■ **Exercise details**
Please write out the material below exactly as given.

■ **Supplied material**
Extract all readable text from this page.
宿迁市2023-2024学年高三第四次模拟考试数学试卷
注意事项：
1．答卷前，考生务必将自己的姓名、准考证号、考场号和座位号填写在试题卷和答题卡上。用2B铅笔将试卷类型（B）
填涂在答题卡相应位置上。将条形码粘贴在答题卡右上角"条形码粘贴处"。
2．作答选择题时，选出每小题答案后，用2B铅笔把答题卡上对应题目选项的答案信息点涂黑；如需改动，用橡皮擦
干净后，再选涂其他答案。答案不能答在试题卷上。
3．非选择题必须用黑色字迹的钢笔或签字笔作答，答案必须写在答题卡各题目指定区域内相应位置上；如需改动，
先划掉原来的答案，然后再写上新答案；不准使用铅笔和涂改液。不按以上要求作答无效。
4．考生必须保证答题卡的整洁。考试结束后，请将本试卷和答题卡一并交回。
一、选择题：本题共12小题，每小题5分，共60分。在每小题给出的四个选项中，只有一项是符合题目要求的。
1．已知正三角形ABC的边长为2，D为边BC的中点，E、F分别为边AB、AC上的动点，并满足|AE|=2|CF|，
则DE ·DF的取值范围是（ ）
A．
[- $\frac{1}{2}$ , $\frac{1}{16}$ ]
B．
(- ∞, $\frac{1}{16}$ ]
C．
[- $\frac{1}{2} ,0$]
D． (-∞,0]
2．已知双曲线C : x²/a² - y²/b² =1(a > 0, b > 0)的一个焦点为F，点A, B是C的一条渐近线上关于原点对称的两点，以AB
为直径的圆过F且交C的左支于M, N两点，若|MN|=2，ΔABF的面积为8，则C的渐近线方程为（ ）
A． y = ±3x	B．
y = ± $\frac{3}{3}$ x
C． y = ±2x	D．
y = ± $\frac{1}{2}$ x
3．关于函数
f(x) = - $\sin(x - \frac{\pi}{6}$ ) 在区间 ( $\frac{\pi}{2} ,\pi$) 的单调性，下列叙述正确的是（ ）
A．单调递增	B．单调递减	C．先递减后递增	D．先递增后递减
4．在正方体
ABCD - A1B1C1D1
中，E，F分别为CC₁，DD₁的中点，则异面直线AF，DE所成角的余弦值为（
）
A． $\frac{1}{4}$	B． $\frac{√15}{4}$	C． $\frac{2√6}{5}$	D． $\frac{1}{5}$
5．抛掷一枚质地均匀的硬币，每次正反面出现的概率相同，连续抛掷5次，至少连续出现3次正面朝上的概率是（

■ **Task result**
Extract all readable text from this page.
宿迁市2023-2024学年高三第四次模拟考试数学试卷
注意事项：
1．答卷前，考生务必将自己的姓名、准考证号、考场号和座位号填写在试题卷和答题卡上。用2B铅笔将试卷类型（B）
填涂在答题卡相应位置上。将条形码粘贴在答题卡右上角"条形码粘贴处"。
2．作答选择题时，选出每小题答案后，用2B铅笔把答题卡上对应题目选项的答案信息点涂黑；如需改动，用橡皮擦
干净后，再选涂其他答案。答案不能答在试题卷上。
3．非选择题必须用黑色字迹的钢笔或签字笔作答，答案必须写在答题卡各题目指定区域内相应位置上；如需改动，
先划掉原来的答案，然后再写上新答案；不准使用铅笔和涂改液。不按以上要求作答无效。
4．考生必须保证答题卡的整洁。考试结束后，请将本试卷和答题卡一并交回。
一、选择题：本题共12小题，每小题5分，共60分。在每小题给出的四个选项中，只有一项是符合题目要求的。
1．已知正三角形ABC的边长为2，D为边BC的中点，E、F分别为边AB、AC上的动点，并满足|AE|=2|CF|，
则DE ·DF的取值范围是（ ）
A．
[- $\frac{1}{2}$ , $\frac{1}{16}$ ]
B．
(- ∞, $\frac{1}{16}$ ]
C．
[- $\frac{1}{2} ,0$]
D． (-∞,0]
2．已知双曲线C : x²/a² - y²/b² =1(a > 0, b > 0)的一个焦点为F，点A, B是C的一条渐近线上关于原点对称的两点，以AB
为直径的圆过F且交C的左支于M, N两点，若|MN|=2，ΔABF的面积为8，则C的渐近线方程为（ ）
A． y = ±3x	B．
y = ± $\frac{3}{3}$ x
C． y = ±2x	D．
y = ± $\frac{1}{2}$ x
3．关于函数
f(x) = - $\sin(x - \frac{\pi}{6}$ ) 在区间 ( $\frac{\pi}{2} ,\pi$) 的单调性，下列叙述正确的是（ ）
A．单调递增	B．单调递减	C．先递减后递增	D．先递增后递减
4．在正方体
ABCD - A1B1C1D1
中，E，F分别为CC₁，DD₁的中点，则异面直线AF，DE所成角的余弦值为（
）
A． $\frac{1}{4}$	B． $\frac{√15}{4}$	C． $\frac{2√6}{5}$	D． $\frac{1}{5}$
5．抛掷一枚质地均匀的硬币，每次正反面出现的概率相同，连续抛掷5次，至少连续出现3次正面朝上的概率是（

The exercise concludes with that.